#### [Extract provided]
******************************

The net change in the total valuation allowance for the year ended March 31, 2002, the eleven months ended March 31, 2001, and the year ended April 30, 2000, was an increase of $6.0 million, $7.3 million and $390,000, respectively. In assessing the realizability of deferred tax assets, management considers whether it is more likely than not that some portion or all of the deferred tax assets will not be realized. The ultimate realization of deferred tax assets is dependent upon the generation of deferred taxable income during the periods in which those temporary differences become deductible. Management considers the scheduled reversal of deferred tax liabilities, projected deferred taxable income, and tax planning strategies in making this assessment. Based on the level of historical operating results and projections of deferred taxable income, management has determined that it is more likely than not that the portion of deferred tax assets not utilized through the reversal of deferred tax liabilities will not be realized. Accordingly, the Company has recorded a valuation allowance to reduce deferred tax assets to the amount that is more likely than not to be realized.
 
The Company has Canadian non-capital losses of CDN$2.1 million at March 31, 2002 that are available to apply against future Canadian taxable income. These losses begin to expire in 2007.
 
BakBone Software, Inc. has net operating loss carryforwards of $27.5 million at March 31, 2002 that are available as reductions to its taxable income in future years. These carryforwards will begin to expire in 2020.
 
NetVault Holdings Ltd. has trade loss carryforwards of UK£2.8 million at March 31, 2002 that are available as reductions to its taxable income in future years. These carryforwards generally have an indefinite carryforward period.
 
BakBone KK has net operating loss carryforwards of ¥42.6 million at March 31, 2002 that are available as reductions to its taxable income in future years. These carryforwards will begin to expire in 2003.
 
(7)    Restricted Cash
 
During the eleven months ended March 31, 2001, in conjunction with a facility lease, the Company entered into a standby letter of credit with a bank whereby $650,000 was deposited into an investment account to collateralize the letter of credit. The letter of credit has a loan-to-value ratio of 1.2 to 1, and as a result, the restricted cash amount related to the letter of credit has been adjusted to $780,000. As the lease requires the Company to maintain the letter of credit until January 2003, the related restricted cash amount has been classified as short-term as of March 31, 2002.

******************************

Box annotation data

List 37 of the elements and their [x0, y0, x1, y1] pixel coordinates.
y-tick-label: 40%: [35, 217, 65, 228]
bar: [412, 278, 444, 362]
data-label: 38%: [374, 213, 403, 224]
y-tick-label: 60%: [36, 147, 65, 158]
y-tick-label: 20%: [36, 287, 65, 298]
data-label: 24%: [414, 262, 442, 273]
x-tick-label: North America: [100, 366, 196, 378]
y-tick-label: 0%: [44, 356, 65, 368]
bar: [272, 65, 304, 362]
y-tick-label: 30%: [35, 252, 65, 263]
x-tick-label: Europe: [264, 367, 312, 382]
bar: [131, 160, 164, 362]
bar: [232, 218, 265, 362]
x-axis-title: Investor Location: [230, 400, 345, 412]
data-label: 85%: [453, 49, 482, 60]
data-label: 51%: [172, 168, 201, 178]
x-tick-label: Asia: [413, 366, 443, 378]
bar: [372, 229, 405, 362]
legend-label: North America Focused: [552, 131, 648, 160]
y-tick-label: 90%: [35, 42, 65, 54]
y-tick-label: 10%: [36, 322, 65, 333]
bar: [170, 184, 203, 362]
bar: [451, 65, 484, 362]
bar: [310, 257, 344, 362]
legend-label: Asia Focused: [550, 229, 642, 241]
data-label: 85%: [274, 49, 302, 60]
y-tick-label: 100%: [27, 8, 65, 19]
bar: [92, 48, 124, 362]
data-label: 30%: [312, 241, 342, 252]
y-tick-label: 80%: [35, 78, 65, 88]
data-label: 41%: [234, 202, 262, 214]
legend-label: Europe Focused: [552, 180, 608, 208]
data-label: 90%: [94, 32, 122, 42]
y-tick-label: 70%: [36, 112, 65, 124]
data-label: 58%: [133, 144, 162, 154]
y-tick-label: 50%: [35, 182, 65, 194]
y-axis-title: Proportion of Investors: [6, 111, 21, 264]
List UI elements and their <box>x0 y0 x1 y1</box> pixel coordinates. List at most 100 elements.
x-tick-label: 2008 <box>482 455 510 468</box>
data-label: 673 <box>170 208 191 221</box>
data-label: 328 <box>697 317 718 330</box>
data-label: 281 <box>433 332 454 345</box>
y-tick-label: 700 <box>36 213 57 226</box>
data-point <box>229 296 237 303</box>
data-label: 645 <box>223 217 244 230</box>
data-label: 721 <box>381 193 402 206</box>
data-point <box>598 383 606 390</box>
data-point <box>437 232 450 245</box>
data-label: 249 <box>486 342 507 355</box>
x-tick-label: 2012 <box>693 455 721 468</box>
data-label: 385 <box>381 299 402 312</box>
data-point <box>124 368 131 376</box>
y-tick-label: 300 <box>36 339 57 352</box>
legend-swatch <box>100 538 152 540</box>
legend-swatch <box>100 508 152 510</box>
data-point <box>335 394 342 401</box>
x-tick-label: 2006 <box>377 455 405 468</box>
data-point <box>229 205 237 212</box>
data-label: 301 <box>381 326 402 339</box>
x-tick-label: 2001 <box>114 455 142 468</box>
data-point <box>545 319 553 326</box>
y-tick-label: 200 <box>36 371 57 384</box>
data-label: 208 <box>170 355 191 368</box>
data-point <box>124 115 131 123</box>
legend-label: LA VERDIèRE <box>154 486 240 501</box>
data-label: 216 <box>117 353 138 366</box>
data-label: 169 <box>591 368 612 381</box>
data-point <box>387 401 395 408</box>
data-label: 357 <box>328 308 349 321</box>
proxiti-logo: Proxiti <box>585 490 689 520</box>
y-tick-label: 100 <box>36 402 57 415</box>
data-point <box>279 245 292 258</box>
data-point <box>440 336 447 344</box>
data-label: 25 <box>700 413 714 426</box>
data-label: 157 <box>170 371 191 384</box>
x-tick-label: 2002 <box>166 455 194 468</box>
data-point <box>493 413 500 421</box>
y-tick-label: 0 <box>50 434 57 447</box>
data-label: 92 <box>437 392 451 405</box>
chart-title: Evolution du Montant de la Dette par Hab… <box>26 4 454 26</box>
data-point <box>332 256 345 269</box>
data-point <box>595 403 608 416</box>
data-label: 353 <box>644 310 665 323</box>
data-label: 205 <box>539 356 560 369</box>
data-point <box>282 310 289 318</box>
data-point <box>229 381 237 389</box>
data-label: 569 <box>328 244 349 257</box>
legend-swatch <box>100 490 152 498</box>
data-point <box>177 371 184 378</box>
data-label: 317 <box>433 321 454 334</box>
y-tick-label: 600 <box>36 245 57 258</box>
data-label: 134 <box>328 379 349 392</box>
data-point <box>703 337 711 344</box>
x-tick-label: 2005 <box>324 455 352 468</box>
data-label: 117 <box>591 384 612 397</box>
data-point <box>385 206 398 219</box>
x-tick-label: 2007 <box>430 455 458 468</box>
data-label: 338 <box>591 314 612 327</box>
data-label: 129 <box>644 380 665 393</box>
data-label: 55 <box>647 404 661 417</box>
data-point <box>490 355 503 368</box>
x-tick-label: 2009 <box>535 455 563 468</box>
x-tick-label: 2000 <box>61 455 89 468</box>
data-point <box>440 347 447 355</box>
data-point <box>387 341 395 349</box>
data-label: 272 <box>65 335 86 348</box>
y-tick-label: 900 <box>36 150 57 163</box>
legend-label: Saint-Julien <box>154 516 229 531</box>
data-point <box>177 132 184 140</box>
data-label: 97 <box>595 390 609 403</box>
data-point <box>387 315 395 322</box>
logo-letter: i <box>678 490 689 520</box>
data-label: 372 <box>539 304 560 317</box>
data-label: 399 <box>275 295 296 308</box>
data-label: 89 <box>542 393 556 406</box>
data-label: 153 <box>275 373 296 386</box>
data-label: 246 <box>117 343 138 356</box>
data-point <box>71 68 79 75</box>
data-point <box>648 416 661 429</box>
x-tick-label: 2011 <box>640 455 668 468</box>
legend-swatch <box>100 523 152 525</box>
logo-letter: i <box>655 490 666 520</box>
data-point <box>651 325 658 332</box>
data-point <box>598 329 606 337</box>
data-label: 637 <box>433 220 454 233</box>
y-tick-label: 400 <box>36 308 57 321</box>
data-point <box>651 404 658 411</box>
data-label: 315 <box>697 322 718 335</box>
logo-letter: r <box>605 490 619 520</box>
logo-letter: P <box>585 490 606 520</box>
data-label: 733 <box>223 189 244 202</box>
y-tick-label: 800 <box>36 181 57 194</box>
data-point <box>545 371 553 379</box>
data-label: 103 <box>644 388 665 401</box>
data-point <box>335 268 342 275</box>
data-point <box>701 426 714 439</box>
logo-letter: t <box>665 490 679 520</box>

******************************

#### [What you should do]
Please write out the part of the financial notes excerpt that opens with the words containing "BakBone KK has" and closes with "March 31, 2002.". The listing is material separate from the financial notes excerpt.

#### [Exercise result]
BakBone KK has net operating loss carryforwards of ¥42.6 million at March 31, 2002 that are available as reductions to its taxable income in future years. These carryforwards will begin to expire in 2003.
 
(7)    Restricted Cash
 
During the eleven months ended March 31, 2001, in conjunction with a facility lease, the Company entered into a standby letter of credit with a bank whereby $650,000 was deposited into an investment account to collateralize the letter of credit. The letter of credit has a loan-to-value ratio of 1.2 to 1, and as a result, the restricted cash amount related to the letter of credit has been adjusted to $780,000. As the lease requires the Company to maintain the letter of credit until January 2003, the related restricted cash amount has been classified as short-term as of March 31, 2002.